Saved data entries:
## begin

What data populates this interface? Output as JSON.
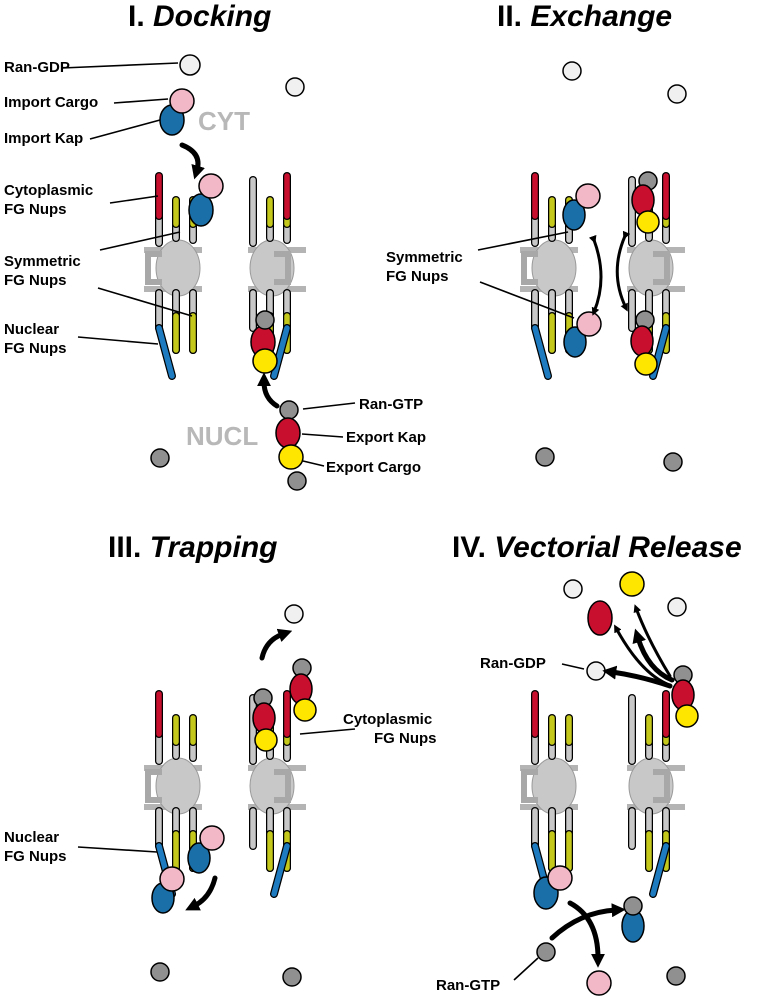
{
  "panels": {
    "p1": {
      "numeral": "I.",
      "name": "Docking"
    },
    "p2": {
      "numeral": "II.",
      "name": "Exchange"
    },
    "p3": {
      "numeral": "III.",
      "name": "Trapping"
    },
    "p4": {
      "numeral": "IV.",
      "name": "Vectorial Release"
    }
  },
  "compartments": {
    "cyt": "CYT",
    "nucl": "NUCL"
  },
  "labels": {
    "ran_gdp": "Ran-GDP",
    "import_cargo": "Import Cargo",
    "import_kap": "Import Kap",
    "cyto_fg_1": "Cytoplasmic",
    "cyto_fg_2": "FG Nups",
    "sym_fg_1": "Symmetric",
    "sym_fg_2": "FG Nups",
    "nuc_fg_1": "Nuclear",
    "nuc_fg_2": "FG Nups",
    "ran_gtp": "Ran-GTP",
    "export_kap": "Export Kap",
    "export_cargo": "Export Cargo"
  },
  "colors": {
    "cytoplasmic_fg": "#c8102e",
    "symmetric_fg": "#c3c81a",
    "nuclear_fg": "#1e7bbf",
    "import_kap": "#1a6fa8",
    "import_cargo": "#f2b8c8",
    "export_kap": "#c8102e",
    "export_cargo": "#ffe600",
    "ran_gdp": "#f0f0f0",
    "ran_gtp": "#909090",
    "scaffold": "#c8c8c8"
  }
}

## end

Task to complete
All of the data above should be quoted exactly, except for the pictures.

Expected answer
What data populates this interface? Output as JSON.
{
  "panels": {
    "p1": {
      "numeral": "I.",
      "name": "Docking"
    },
    "p2": {
      "numeral": "II.",
      "name": "Exchange"
    },
    "p3": {
      "numeral": "III.",
      "name": "Trapping"
    },
    "p4": {
      "numeral": "IV.",
      "name": "Vectorial Release"
    }
  },
  "compartments": {
    "cyt": "CYT",
    "nucl": "NUCL"
  },
  "labels": {
    "ran_gdp": "Ran-GDP",
    "import_cargo": "Import Cargo",
    "import_kap": "Import Kap",
    "cyto_fg_1": "Cytoplasmic",
    "cyto_fg_2": "FG Nups",
    "sym_fg_1": "Symmetric",
    "sym_fg_2": "FG Nups",
    "nuc_fg_1": "Nuclear",
    "nuc_fg_2": "FG Nups",
    "ran_gtp": "Ran-GTP",
    "export_kap": "Export Kap",
    "export_cargo": "Export Cargo"
  },
  "colors": {
    "cytoplasmic_fg": "#c8102e",
    "symmetric_fg": "#c3c81a",
    "nuclear_fg": "#1e7bbf",
    "import_kap": "#1a6fa8",
    "import_cargo": "#f2b8c8",
    "export_kap": "#c8102e",
    "export_cargo": "#ffe600",
    "ran_gdp": "#f0f0f0",
    "ran_gtp": "#909090",
    "scaffold": "#c8c8c8"
  }
}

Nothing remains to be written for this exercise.